* [Task directions]:
What follows is a set of entries. Give them again exactly, without the pictures.

## begin

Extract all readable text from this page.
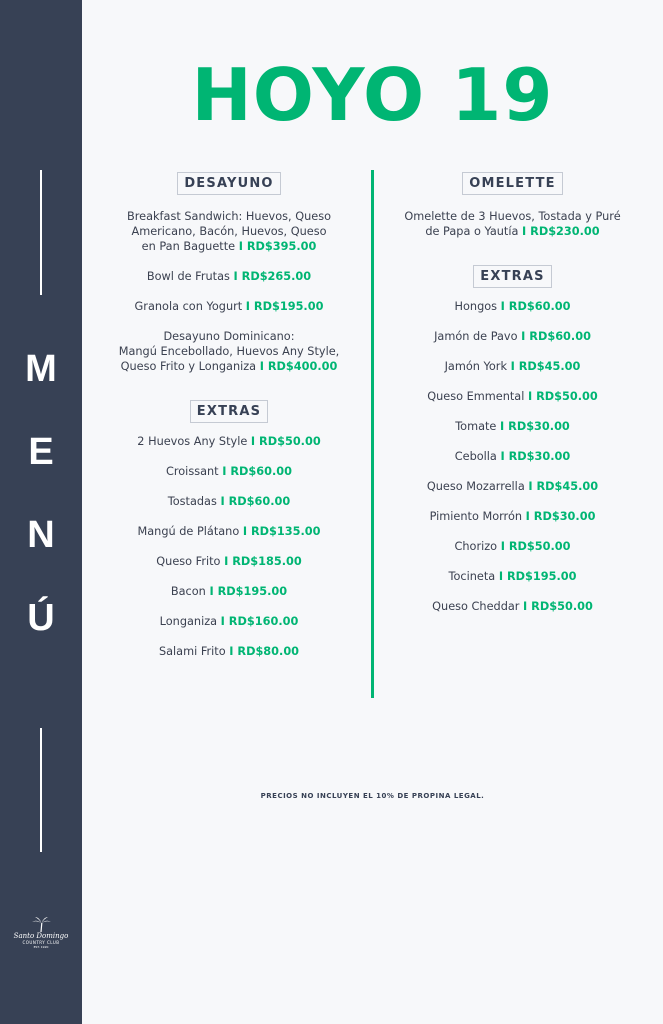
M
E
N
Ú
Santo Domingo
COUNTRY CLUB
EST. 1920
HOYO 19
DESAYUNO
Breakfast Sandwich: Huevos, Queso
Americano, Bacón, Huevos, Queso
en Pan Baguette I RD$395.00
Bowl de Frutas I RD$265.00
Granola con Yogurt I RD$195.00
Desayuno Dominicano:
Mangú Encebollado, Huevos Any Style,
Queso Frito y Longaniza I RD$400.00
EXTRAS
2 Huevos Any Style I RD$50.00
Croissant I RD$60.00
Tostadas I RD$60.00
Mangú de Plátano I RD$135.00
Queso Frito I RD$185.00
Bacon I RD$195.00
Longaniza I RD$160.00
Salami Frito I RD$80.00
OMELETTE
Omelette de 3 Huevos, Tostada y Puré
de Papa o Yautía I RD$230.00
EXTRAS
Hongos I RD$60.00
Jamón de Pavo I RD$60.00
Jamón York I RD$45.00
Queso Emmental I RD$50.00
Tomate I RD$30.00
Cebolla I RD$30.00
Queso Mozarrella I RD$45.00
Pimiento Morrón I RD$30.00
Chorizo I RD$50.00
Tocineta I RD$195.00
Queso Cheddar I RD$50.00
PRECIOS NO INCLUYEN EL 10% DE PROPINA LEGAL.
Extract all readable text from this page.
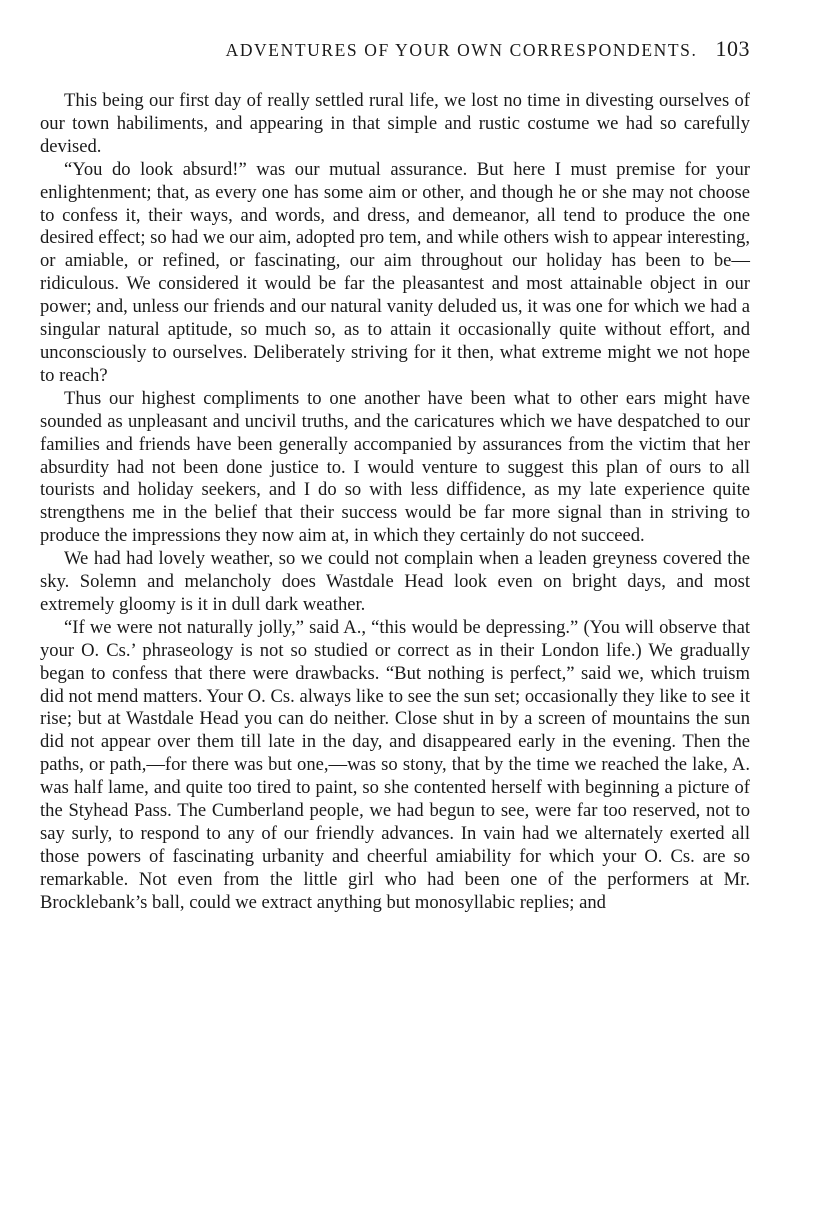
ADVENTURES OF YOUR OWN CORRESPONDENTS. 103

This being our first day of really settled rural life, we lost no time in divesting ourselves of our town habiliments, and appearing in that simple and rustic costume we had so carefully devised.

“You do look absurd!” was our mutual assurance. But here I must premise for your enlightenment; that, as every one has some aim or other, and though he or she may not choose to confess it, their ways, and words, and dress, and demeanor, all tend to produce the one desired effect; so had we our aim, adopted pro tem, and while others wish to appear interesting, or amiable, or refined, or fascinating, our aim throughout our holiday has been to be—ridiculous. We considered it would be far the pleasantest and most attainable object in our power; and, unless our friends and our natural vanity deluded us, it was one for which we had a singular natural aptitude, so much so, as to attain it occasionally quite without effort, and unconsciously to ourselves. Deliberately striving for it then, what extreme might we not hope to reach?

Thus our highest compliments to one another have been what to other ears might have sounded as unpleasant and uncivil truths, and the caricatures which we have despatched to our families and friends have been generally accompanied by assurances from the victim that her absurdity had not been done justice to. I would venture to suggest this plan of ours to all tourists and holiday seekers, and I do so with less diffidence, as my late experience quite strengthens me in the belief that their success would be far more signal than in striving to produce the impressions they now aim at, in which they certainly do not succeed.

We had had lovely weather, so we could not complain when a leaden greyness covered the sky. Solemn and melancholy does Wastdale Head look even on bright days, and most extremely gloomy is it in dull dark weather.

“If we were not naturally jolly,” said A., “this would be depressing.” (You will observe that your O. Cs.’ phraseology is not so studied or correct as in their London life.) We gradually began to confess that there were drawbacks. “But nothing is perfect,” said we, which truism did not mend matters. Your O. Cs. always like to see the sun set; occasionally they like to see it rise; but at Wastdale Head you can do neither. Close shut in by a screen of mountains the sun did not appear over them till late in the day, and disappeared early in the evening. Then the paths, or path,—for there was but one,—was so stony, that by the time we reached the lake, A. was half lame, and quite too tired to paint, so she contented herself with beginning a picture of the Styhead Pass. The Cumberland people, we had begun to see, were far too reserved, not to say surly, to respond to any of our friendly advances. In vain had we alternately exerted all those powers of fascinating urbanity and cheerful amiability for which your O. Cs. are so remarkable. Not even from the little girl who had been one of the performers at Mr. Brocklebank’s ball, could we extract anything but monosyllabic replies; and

## end

* [Task result]:
Extract all readable text from this page.
M
E
N
Ú
Santo Domingo
COUNTRY CLUB
EST. 1920
HOYO 19
DESAYUNO
Breakfast Sandwich: Huevos, Queso
Americano, Bacón, Huevos, Queso
en Pan Baguette I RD$395.00
Bowl de Frutas I RD$265.00
Granola con Yogurt I RD$195.00
Desayuno Dominicano:
Mangú Encebollado, Huevos Any Style,
Queso Frito y Longaniza I RD$400.00
EXTRAS
2 Huevos Any Style I RD$50.00
Croissant I RD$60.00
Tostadas I RD$60.00
Mangú de Plátano I RD$135.00
Queso Frito I RD$185.00
Bacon I RD$195.00
Longaniza I RD$160.00
Salami Frito I RD$80.00
OMELETTE
Omelette de 3 Huevos, Tostada y Puré
de Papa o Yautía I RD$230.00
EXTRAS
Hongos I RD$60.00
Jamón de Pavo I RD$60.00
Jamón York I RD$45.00
Queso Emmental I RD$50.00
Tomate I RD$30.00
Cebolla I RD$30.00
Queso Mozarrella I RD$45.00
Pimiento Morrón I RD$30.00
Chorizo I RD$50.00
Tocineta I RD$195.00
Queso Cheddar I RD$50.00
PRECIOS NO INCLUYEN EL 10% DE PROPINA LEGAL.
Extract all readable text from this page.
ADVENTURES OF YOUR OWN CORRESPONDENTS. 103

This being our first day of really settled rural life, we lost no time in divesting ourselves of our town habiliments, and appearing in that simple and rustic costume we had so carefully devised.

“You do look absurd!” was our mutual assurance. But here I must premise for your enlightenment; that, as every one has some aim or other, and though he or she may not choose to confess it, their ways, and words, and dress, and demeanor, all tend to produce the one desired effect; so had we our aim, adopted pro tem, and while others wish to appear interesting, or amiable, or refined, or fascinating, our aim throughout our holiday has been to be—ridiculous. We considered it would be far the pleasantest and most attainable object in our power; and, unless our friends and our natural vanity deluded us, it was one for which we had a singular natural aptitude, so much so, as to attain it occasionally quite without effort, and unconsciously to ourselves. Deliberately striving for it then, what extreme might we not hope to reach?

Thus our highest compliments to one another have been what to other ears might have sounded as unpleasant and uncivil truths, and the caricatures which we have despatched to our families and friends have been generally accompanied by assurances from the victim that her absurdity had not been done justice to. I would venture to suggest this plan of ours to all tourists and holiday seekers, and I do so with less diffidence, as my late experience quite strengthens me in the belief that their success would be far more signal than in striving to produce the impressions they now aim at, in which they certainly do not succeed.

We had had lovely weather, so we could not complain when a leaden greyness covered the sky. Solemn and melancholy does Wastdale Head look even on bright days, and most extremely gloomy is it in dull dark weather.

“If we were not naturally jolly,” said A., “this would be depressing.” (You will observe that your O. Cs.’ phraseology is not so studied or correct as in their London life.) We gradually began to confess that there were drawbacks. “But nothing is perfect,” said we, which truism did not mend matters. Your O. Cs. always like to see the sun set; occasionally they like to see it rise; but at Wastdale Head you can do neither. Close shut in by a screen of mountains the sun did not appear over them till late in the day, and disappeared early in the evening. Then the paths, or path,—for there was but one,—was so stony, that by the time we reached the lake, A. was half lame, and quite too tired to paint, so she contented herself with beginning a picture of the Styhead Pass. The Cumberland people, we had begun to see, were far too reserved, not to say surly, to respond to any of our friendly advances. In vain had we alternately exerted all those powers of fascinating urbanity and cheerful amiability for which your O. Cs. are so remarkable. Not even from the little girl who had been one of the performers at Mr. Brocklebank’s ball, could we extract anything but monosyllabic replies; and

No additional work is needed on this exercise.